-- start SOURCE RECORDS --
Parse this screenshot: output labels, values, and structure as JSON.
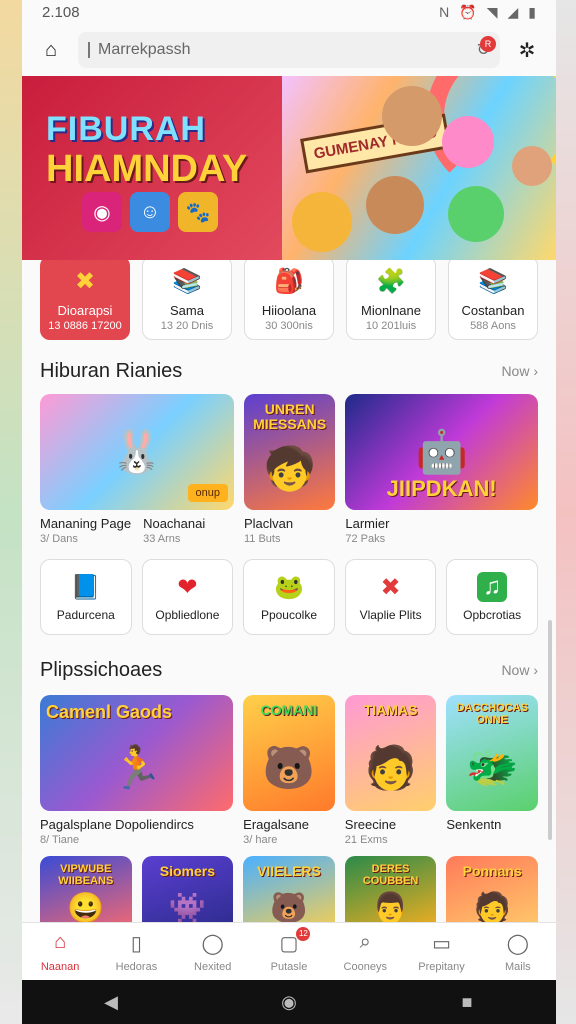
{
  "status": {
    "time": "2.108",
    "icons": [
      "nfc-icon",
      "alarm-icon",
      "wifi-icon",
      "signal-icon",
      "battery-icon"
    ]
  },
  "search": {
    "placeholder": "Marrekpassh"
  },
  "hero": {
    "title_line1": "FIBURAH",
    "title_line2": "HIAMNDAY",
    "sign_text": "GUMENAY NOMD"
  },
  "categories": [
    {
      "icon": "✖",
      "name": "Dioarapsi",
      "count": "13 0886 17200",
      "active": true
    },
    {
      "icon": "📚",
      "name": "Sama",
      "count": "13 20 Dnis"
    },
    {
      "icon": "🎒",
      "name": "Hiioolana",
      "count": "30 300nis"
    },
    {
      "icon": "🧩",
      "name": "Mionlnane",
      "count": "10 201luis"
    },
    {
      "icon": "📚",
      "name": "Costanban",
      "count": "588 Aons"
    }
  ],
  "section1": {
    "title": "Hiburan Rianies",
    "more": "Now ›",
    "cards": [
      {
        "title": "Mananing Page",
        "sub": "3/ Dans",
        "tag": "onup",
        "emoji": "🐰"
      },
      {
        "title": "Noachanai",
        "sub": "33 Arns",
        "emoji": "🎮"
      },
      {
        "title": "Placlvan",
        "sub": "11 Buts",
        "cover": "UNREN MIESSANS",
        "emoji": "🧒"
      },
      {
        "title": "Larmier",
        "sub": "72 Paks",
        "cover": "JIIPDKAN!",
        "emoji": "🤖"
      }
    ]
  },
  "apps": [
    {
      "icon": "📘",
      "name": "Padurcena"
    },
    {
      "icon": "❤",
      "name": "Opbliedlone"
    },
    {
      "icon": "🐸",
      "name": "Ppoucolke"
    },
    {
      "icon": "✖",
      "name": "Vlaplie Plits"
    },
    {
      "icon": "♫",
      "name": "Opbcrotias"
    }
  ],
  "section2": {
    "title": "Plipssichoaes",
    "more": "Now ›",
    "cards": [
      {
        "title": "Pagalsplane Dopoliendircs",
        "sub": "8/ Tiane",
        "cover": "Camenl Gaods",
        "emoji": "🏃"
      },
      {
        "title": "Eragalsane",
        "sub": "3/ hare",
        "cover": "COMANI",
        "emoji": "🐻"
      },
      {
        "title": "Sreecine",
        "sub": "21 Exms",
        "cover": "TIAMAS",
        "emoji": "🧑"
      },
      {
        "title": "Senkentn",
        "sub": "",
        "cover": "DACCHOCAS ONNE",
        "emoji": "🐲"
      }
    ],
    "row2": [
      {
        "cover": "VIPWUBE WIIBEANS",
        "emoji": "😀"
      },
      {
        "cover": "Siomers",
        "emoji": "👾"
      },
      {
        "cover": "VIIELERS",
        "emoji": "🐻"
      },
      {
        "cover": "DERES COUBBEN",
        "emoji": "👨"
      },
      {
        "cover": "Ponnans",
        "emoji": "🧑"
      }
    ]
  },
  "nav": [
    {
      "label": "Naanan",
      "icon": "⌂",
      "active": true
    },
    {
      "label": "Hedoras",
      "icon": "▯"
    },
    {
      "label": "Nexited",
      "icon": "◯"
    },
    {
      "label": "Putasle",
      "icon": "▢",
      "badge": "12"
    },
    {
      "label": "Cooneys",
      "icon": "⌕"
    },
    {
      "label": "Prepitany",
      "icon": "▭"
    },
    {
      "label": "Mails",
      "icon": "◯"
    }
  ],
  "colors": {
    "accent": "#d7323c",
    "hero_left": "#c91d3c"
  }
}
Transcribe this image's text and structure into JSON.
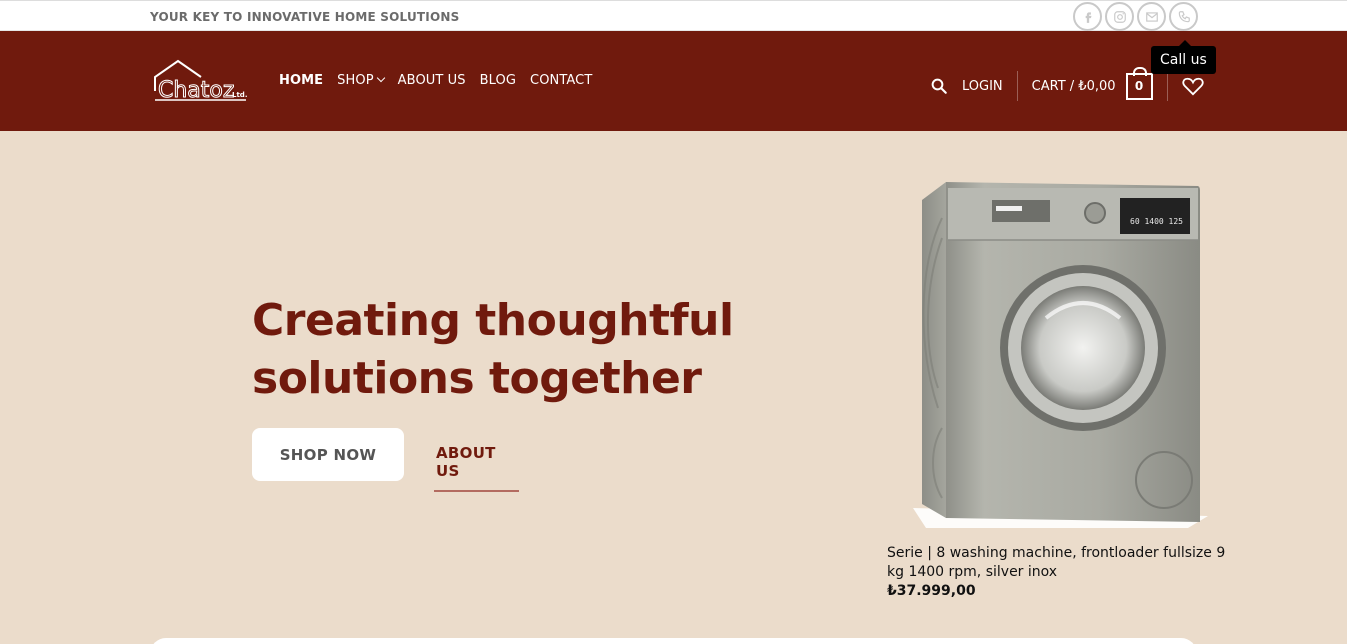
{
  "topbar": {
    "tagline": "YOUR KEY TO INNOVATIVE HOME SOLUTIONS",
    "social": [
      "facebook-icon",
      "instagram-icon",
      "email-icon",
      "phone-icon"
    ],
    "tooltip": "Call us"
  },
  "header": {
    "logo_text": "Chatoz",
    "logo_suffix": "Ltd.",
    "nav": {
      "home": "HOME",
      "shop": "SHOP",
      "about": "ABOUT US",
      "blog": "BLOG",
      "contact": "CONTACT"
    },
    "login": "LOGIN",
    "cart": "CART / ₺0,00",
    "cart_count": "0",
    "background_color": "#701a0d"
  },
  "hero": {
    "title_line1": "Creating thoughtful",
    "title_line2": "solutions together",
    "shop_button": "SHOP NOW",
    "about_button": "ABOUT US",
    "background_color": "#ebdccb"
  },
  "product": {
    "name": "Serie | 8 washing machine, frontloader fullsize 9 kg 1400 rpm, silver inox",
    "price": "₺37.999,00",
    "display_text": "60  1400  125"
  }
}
-- end SOURCE RECORDS --
■ CHALLENGE ■
Collect each line containing the string "name".

■ TASK RESPONSE ■
      "name": "Dioarapsi",
      "name": "Sama",
      "name": "Hiioolana",
      "name": "Mionlnane",
      "name": "Costanban",
      "name": "Padurcena"
      "name": "Opbliedlone"
      "name": "Ppoucolke"
      "name": "Vlaplie Plits"
      "name": "Opbcrotias"
    "name": "Serie | 8 washing machine, frontloader fullsize 9 kg 1400 rpm, silver inox",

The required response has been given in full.